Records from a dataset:
= = =

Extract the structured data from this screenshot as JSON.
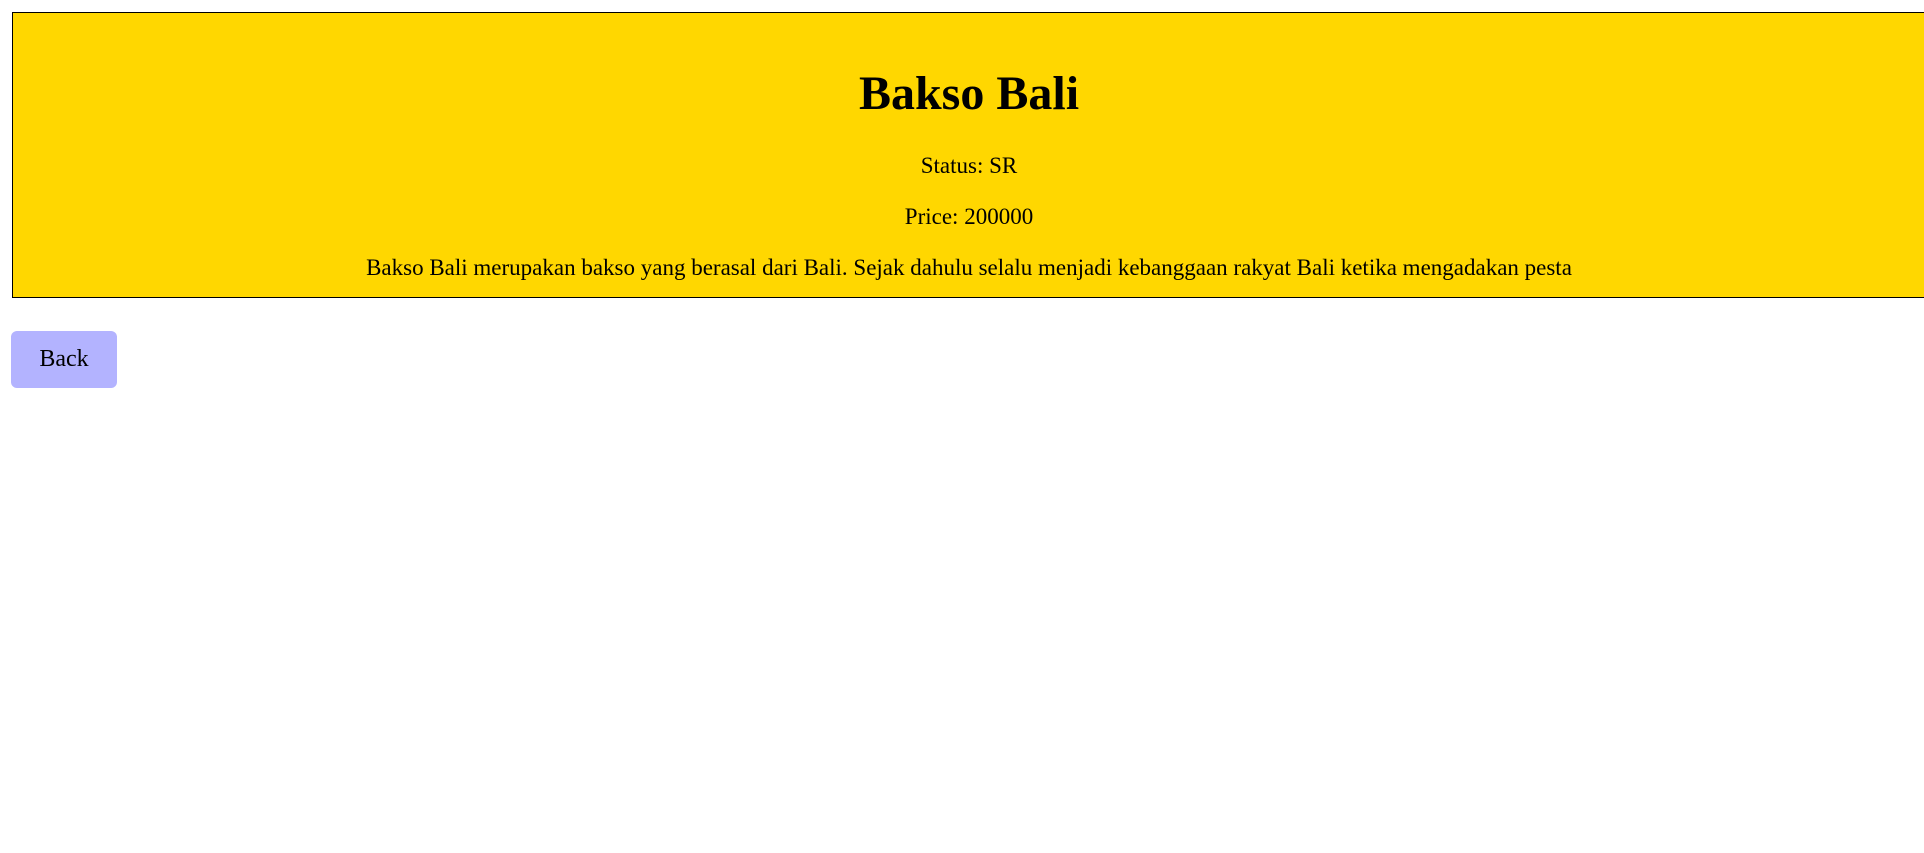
{
  "product": {
    "name": "Bakso Bali",
    "status_text": "Status: SR",
    "price_text": "Price: 200000",
    "description": "Bakso Bali merupakan bakso yang berasal dari Bali. Sejak dahulu selalu menjadi kebanggaan rakyat Bali ketika mengadakan pesta"
  },
  "actions": {
    "back_label": "Back"
  },
  "colors": {
    "card_background": "#ffd700",
    "button_background": "#b3b3ff",
    "text": "#000000"
  }
}
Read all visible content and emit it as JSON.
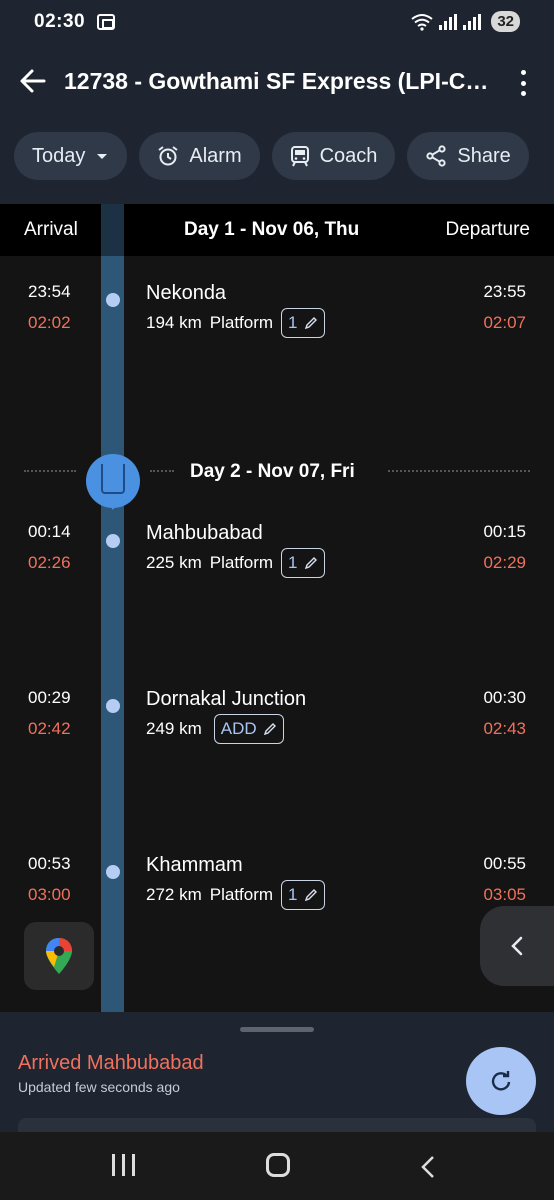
{
  "status_bar": {
    "time": "02:30",
    "battery": "32"
  },
  "app_bar": {
    "title": "12738 - Gowthami SF Express (LPI-CO...",
    "chips": [
      {
        "label": "Today",
        "icon": "chevron-down-icon"
      },
      {
        "label": "Alarm",
        "icon": "alarm-clock-icon"
      },
      {
        "label": "Coach",
        "icon": "train-coach-icon"
      },
      {
        "label": "Share",
        "icon": "share-icon"
      }
    ]
  },
  "timeline": {
    "arrival_label": "Arrival",
    "departure_label": "Departure",
    "day1_label": "Day 1 - Nov 06, Thu",
    "day2_label": "Day 2 - Nov 07, Fri",
    "platform_label": "Platform",
    "add_label": "ADD",
    "stops": [
      {
        "name": "Nekonda",
        "distance": "194 km",
        "sched_arr": "23:54",
        "act_arr": "02:02",
        "sched_dep": "23:55",
        "act_dep": "02:07",
        "platform": "1"
      },
      {
        "name": "Mahbubabad",
        "distance": "225 km",
        "sched_arr": "00:14",
        "act_arr": "02:26",
        "sched_dep": "00:15",
        "act_dep": "02:29",
        "platform": "1"
      },
      {
        "name": "Dornakal Junction",
        "distance": "249 km",
        "sched_arr": "00:29",
        "act_arr": "02:42",
        "sched_dep": "00:30",
        "act_dep": "02:43",
        "platform": ""
      },
      {
        "name": "Khammam",
        "distance": "272 km",
        "sched_arr": "00:53",
        "act_arr": "03:00",
        "sched_dep": "00:55",
        "act_dep": "03:05",
        "platform": "1"
      }
    ]
  },
  "bottom_sheet": {
    "status": "Arrived Mahbubabad",
    "updated": "Updated few seconds ago"
  },
  "colors": {
    "accent": "#a9c5f5",
    "delay": "#f0715c",
    "track": "#2d5677",
    "bar": "#1e2530"
  }
}
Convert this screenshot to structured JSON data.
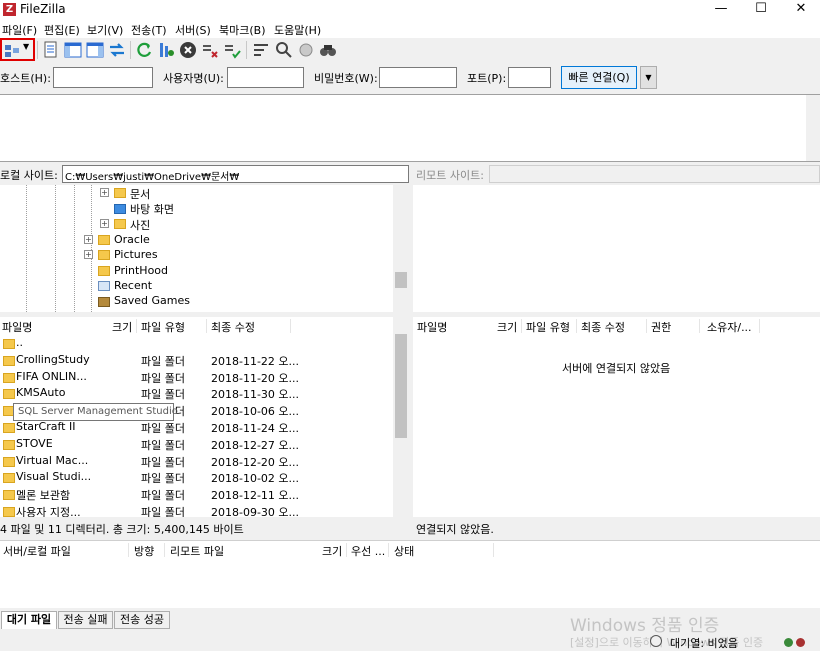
{
  "window": {
    "title": "FileZilla"
  },
  "menu": [
    "파일(F)",
    "편집(E)",
    "보기(V)",
    "전송(T)",
    "서버(S)",
    "북마크(B)",
    "도움말(H)"
  ],
  "toolbar_icons": [
    "site-manager-icon",
    "message-log-icon",
    "local-tree-icon",
    "remote-tree-icon",
    "transfer-queue-icon",
    "refresh-icon",
    "process-queue-icon",
    "cancel-icon",
    "disconnect-icon",
    "reconnect-icon",
    "directory-listing-filter-icon",
    "toggle-compare-icon",
    "sync-browse-icon",
    "search-icon"
  ],
  "quickconnect": {
    "host_label": "호스트(H):",
    "user_label": "사용자명(U):",
    "pass_label": "비밀번호(W):",
    "port_label": "포트(P):",
    "connect_label": "빠른 연결(Q)"
  },
  "local": {
    "site_label": "로컬 사이트:",
    "path": "C:₩Users₩justi₩OneDrive₩문서₩",
    "tree": [
      "문서",
      "바탕 화면",
      "사진",
      "Oracle",
      "Pictures",
      "PrintHood",
      "Recent",
      "Saved Games"
    ],
    "columns": [
      "파일명",
      "크기",
      "파일 유형",
      "최종 수정"
    ],
    "rows": [
      {
        "name": "..",
        "type": "",
        "date": ""
      },
      {
        "name": "CrollingStudy",
        "type": "파일 폴더",
        "date": "2018-11-22 오..."
      },
      {
        "name": "FIFA ONLIN...",
        "type": "파일 폴더",
        "date": "2018-11-20 오..."
      },
      {
        "name": "KMSAuto",
        "type": "파일 폴더",
        "date": "2018-11-30 오..."
      },
      {
        "name": "SQL Server ...",
        "type": "파일 폴더",
        "date": "2018-10-06 오..."
      },
      {
        "name": "StarCraft II",
        "type": "파일 폴더",
        "date": "2018-11-24 오..."
      },
      {
        "name": "STOVE",
        "type": "파일 폴더",
        "date": "2018-12-27 오..."
      },
      {
        "name": "Virtual Mac...",
        "type": "파일 폴더",
        "date": "2018-12-20 오..."
      },
      {
        "name": "Visual Studi...",
        "type": "파일 폴더",
        "date": "2018-10-02 오..."
      },
      {
        "name": "멜론 보관함",
        "type": "파일 폴더",
        "date": "2018-12-11 오..."
      },
      {
        "name": "사용자 지정...",
        "type": "파일 폴더",
        "date": "2018-09-30 오..."
      }
    ],
    "tooltip": "SQL Server Management Studio",
    "status": "4 파일 및 11 디렉터리. 총 크기: 5,400,145 바이트"
  },
  "remote": {
    "site_label": "리모트 사이트:",
    "columns": [
      "파일명",
      "크기",
      "파일 유형",
      "최종 수정",
      "권한",
      "소유자/..."
    ],
    "empty_message": "서버에 연결되지 않았음",
    "status": "연결되지 않았음."
  },
  "queue": {
    "columns": [
      "서버/로컬 파일",
      "방향",
      "리모트 파일",
      "크기",
      "우선 ...",
      "상태"
    ],
    "tabs": [
      "대기 파일",
      "전송 실패",
      "전송 성공"
    ]
  },
  "statusbar": {
    "queue_text": "대기열: 비었음",
    "watermark_title": "Windows 정품 인증",
    "watermark_sub": "[설정]으로 이동하여 Windows 정품 인증"
  }
}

= = =

WHAT TO DO:
Every line of the data should be copied as it stands, without the images.

WRITTEN SOLUTION:
Extract the structured data from this screenshot as JSON.
{
  "product": {
    "name": "Bakso Bali",
    "status_text": "Status: SR",
    "price_text": "Price: 200000",
    "description": "Bakso Bali merupakan bakso yang berasal dari Bali. Sejak dahulu selalu menjadi kebanggaan rakyat Bali ketika mengadakan pesta"
  },
  "actions": {
    "back_label": "Back"
  },
  "colors": {
    "card_background": "#ffd700",
    "button_background": "#b3b3ff",
    "text": "#000000"
  }
}
Read all visible content and emit it as JSON.
{
  "status_bar": {
    "time": "02:30",
    "battery": "32"
  },
  "app_bar": {
    "title": "12738 - Gowthami SF Express (LPI-CO...",
    "chips": [
      {
        "label": "Today",
        "icon": "chevron-down-icon"
      },
      {
        "label": "Alarm",
        "icon": "alarm-clock-icon"
      },
      {
        "label": "Coach",
        "icon": "train-coach-icon"
      },
      {
        "label": "Share",
        "icon": "share-icon"
      }
    ]
  },
  "timeline": {
    "arrival_label": "Arrival",
    "departure_label": "Departure",
    "day1_label": "Day 1 - Nov 06, Thu",
    "day2_label": "Day 2 - Nov 07, Fri",
    "platform_label": "Platform",
    "add_label": "ADD",
    "stops": [
      {
        "name": "Nekonda",
        "distance": "194 km",
        "sched_arr": "23:54",
        "act_arr": "02:02",
        "sched_dep": "23:55",
        "act_dep": "02:07",
        "platform": "1"
      },
      {
        "name": "Mahbubabad",
        "distance": "225 km",
        "sched_arr": "00:14",
        "act_arr": "02:26",
        "sched_dep": "00:15",
        "act_dep": "02:29",
        "platform": "1"
      },
      {
        "name": "Dornakal Junction",
        "distance": "249 km",
        "sched_arr": "00:29",
        "act_arr": "02:42",
        "sched_dep": "00:30",
        "act_dep": "02:43",
        "platform": ""
      },
      {
        "name": "Khammam",
        "distance": "272 km",
        "sched_arr": "00:53",
        "act_arr": "03:00",
        "sched_dep": "00:55",
        "act_dep": "03:05",
        "platform": "1"
      }
    ]
  },
  "bottom_sheet": {
    "status": "Arrived Mahbubabad",
    "updated": "Updated few seconds ago"
  },
  "colors": {
    "accent": "#a9c5f5",
    "delay": "#f0715c",
    "track": "#2d5677",
    "bar": "#1e2530"
  }
}
Convert this screenshot to structured JSON data.
{
  "window": {
    "title": "FileZilla"
  },
  "menu": [
    "파일(F)",
    "편집(E)",
    "보기(V)",
    "전송(T)",
    "서버(S)",
    "북마크(B)",
    "도움말(H)"
  ],
  "toolbar_icons": [
    "site-manager-icon",
    "message-log-icon",
    "local-tree-icon",
    "remote-tree-icon",
    "transfer-queue-icon",
    "refresh-icon",
    "process-queue-icon",
    "cancel-icon",
    "disconnect-icon",
    "reconnect-icon",
    "directory-listing-filter-icon",
    "toggle-compare-icon",
    "sync-browse-icon",
    "search-icon"
  ],
  "quickconnect": {
    "host_label": "호스트(H):",
    "user_label": "사용자명(U):",
    "pass_label": "비밀번호(W):",
    "port_label": "포트(P):",
    "connect_label": "빠른 연결(Q)"
  },
  "local": {
    "site_label": "로컬 사이트:",
    "path": "C:₩Users₩justi₩OneDrive₩문서₩",
    "tree": [
      "문서",
      "바탕 화면",
      "사진",
      "Oracle",
      "Pictures",
      "PrintHood",
      "Recent",
      "Saved Games"
    ],
    "columns": [
      "파일명",
      "크기",
      "파일 유형",
      "최종 수정"
    ],
    "rows": [
      {
        "name": "..",
        "type": "",
        "date": ""
      },
      {
        "name": "CrollingStudy",
        "type": "파일 폴더",
        "date": "2018-11-22 오..."
      },
      {
        "name": "FIFA ONLIN...",
        "type": "파일 폴더",
        "date": "2018-11-20 오..."
      },
      {
        "name": "KMSAuto",
        "type": "파일 폴더",
        "date": "2018-11-30 오..."
      },
      {
        "name": "SQL Server ...",
        "type": "파일 폴더",
        "date": "2018-10-06 오..."
      },
      {
        "name": "StarCraft II",
        "type": "파일 폴더",
        "date": "2018-11-24 오..."
      },
      {
        "name": "STOVE",
        "type": "파일 폴더",
        "date": "2018-12-27 오..."
      },
      {
        "name": "Virtual Mac...",
        "type": "파일 폴더",
        "date": "2018-12-20 오..."
      },
      {
        "name": "Visual Studi...",
        "type": "파일 폴더",
        "date": "2018-10-02 오..."
      },
      {
        "name": "멜론 보관함",
        "type": "파일 폴더",
        "date": "2018-12-11 오..."
      },
      {
        "name": "사용자 지정...",
        "type": "파일 폴더",
        "date": "2018-09-30 오..."
      }
    ],
    "tooltip": "SQL Server Management Studio",
    "status": "4 파일 및 11 디렉터리. 총 크기: 5,400,145 바이트"
  },
  "remote": {
    "site_label": "리모트 사이트:",
    "columns": [
      "파일명",
      "크기",
      "파일 유형",
      "최종 수정",
      "권한",
      "소유자/..."
    ],
    "empty_message": "서버에 연결되지 않았음",
    "status": "연결되지 않았음."
  },
  "queue": {
    "columns": [
      "서버/로컬 파일",
      "방향",
      "리모트 파일",
      "크기",
      "우선 ...",
      "상태"
    ],
    "tabs": [
      "대기 파일",
      "전송 실패",
      "전송 성공"
    ]
  },
  "statusbar": {
    "queue_text": "대기열: 비었음",
    "watermark_title": "Windows 정품 인증",
    "watermark_sub": "[설정]으로 이동하여 Windows 정품 인증"
  }
}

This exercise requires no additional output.